### TASK INSTRUCTIONS
Review the listing and copy each line that holds the word "Images".

○ ○ ○

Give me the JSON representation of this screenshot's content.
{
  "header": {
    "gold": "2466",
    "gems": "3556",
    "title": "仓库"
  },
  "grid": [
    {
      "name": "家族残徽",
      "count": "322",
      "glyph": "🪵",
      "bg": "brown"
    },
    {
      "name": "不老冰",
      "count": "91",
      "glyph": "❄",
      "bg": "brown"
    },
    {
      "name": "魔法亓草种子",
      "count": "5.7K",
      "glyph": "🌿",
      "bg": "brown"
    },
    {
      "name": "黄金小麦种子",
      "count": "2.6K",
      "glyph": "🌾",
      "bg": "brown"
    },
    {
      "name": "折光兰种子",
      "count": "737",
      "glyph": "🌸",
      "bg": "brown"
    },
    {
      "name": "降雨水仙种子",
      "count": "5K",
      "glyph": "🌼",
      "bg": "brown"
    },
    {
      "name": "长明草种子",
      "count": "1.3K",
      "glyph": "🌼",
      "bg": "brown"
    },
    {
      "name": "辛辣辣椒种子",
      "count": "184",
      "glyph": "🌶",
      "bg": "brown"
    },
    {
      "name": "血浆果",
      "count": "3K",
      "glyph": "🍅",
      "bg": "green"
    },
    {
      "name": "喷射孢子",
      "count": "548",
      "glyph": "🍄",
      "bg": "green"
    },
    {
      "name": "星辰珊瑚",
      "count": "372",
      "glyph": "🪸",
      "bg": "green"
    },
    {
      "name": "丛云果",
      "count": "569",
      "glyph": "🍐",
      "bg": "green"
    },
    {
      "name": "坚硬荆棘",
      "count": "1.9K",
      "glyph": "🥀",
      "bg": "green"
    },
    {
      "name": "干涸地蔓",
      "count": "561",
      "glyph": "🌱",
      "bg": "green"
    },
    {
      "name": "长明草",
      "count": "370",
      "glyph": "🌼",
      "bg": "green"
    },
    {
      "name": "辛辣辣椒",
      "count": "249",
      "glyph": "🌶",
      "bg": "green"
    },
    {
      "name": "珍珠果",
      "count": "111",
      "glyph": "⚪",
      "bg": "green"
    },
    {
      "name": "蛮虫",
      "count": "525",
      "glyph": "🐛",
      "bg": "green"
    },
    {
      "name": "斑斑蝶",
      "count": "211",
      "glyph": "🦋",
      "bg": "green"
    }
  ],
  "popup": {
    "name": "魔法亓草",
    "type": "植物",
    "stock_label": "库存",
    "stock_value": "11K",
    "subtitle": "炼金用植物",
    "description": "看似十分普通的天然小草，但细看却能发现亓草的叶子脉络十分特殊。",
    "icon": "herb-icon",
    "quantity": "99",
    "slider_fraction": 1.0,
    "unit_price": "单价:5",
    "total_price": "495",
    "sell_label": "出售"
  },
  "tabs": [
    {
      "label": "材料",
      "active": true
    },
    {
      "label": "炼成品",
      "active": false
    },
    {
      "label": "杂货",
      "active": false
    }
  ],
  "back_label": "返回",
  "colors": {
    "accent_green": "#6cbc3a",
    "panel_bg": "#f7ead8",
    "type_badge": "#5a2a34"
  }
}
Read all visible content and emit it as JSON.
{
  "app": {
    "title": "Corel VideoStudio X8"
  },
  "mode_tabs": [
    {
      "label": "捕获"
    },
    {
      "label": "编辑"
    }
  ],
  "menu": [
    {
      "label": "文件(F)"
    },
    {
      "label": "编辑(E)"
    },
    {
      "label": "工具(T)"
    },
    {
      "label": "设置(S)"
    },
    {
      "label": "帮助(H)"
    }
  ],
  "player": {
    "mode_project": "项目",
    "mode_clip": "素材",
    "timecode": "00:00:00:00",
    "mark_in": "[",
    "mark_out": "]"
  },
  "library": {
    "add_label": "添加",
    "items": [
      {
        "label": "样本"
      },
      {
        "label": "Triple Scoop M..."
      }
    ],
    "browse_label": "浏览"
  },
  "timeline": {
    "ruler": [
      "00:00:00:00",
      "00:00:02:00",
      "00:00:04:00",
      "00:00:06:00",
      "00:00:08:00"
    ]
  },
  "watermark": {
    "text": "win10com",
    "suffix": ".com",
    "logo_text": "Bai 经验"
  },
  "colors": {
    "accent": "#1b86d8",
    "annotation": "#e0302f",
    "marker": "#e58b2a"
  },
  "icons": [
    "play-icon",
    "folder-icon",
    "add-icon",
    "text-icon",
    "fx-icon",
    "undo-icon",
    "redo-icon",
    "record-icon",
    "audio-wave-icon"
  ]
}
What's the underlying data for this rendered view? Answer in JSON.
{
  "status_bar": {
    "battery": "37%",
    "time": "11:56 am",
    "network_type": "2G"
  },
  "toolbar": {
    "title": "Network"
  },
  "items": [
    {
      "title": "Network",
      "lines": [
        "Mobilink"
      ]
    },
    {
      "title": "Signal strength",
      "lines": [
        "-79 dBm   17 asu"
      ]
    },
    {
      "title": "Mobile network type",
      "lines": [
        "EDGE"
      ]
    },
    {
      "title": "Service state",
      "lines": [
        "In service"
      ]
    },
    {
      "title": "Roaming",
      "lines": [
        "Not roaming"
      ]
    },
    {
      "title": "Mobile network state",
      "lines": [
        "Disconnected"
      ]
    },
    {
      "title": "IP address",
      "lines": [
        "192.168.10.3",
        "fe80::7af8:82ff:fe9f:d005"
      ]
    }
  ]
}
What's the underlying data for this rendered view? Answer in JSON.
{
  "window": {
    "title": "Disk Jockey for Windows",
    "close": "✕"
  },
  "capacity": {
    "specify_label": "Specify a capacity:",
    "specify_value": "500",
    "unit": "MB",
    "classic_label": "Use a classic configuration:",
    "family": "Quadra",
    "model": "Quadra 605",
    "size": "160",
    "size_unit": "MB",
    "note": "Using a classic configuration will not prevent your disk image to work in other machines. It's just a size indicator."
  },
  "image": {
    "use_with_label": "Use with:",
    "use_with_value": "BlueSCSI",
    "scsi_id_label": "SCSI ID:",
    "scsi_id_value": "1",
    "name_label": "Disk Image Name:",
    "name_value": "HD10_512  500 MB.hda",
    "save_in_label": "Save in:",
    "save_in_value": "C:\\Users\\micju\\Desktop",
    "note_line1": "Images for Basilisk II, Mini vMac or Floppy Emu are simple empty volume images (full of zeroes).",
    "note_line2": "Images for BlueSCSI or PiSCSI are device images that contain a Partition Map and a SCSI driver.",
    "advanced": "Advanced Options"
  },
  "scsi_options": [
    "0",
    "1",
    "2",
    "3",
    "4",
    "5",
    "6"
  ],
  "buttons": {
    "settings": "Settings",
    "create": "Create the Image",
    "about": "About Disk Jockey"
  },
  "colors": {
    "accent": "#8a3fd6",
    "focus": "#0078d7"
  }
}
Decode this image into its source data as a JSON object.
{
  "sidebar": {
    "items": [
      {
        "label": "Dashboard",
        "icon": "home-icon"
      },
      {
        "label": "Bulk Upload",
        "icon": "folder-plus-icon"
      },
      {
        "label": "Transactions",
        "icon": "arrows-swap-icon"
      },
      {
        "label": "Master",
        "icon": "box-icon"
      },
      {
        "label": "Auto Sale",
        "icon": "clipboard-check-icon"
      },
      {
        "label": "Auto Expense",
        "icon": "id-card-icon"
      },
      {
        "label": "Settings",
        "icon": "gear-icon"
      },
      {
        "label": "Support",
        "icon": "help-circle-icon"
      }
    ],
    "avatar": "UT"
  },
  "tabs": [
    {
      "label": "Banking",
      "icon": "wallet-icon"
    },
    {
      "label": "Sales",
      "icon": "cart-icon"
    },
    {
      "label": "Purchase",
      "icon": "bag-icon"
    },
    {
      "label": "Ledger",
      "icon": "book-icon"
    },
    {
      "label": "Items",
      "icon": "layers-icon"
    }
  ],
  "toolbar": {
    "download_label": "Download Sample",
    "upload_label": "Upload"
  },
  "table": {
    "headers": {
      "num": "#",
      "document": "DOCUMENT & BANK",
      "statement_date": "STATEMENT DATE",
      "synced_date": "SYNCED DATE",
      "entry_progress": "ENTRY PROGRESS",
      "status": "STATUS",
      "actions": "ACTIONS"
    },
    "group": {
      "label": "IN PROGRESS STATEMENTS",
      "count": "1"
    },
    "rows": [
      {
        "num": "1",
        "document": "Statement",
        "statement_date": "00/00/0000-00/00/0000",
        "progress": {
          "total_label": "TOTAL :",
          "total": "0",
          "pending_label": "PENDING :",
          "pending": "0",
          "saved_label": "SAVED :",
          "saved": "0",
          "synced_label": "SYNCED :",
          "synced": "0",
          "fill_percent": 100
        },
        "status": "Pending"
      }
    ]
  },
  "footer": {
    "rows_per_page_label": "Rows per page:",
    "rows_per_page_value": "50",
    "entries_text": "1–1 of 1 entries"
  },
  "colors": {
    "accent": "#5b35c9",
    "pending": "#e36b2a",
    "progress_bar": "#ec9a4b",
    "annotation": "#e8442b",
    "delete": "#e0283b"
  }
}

○ ○ ○

### RESPONSE BELOW
    "note_line1": "Images for Basilisk II, Mini vMac or Floppy Emu are simple empty volume images (full of zeroes).",
    "note_line2": "Images for BlueSCSI or PiSCSI are device images that contain a Partition Map and a SCSI driver.",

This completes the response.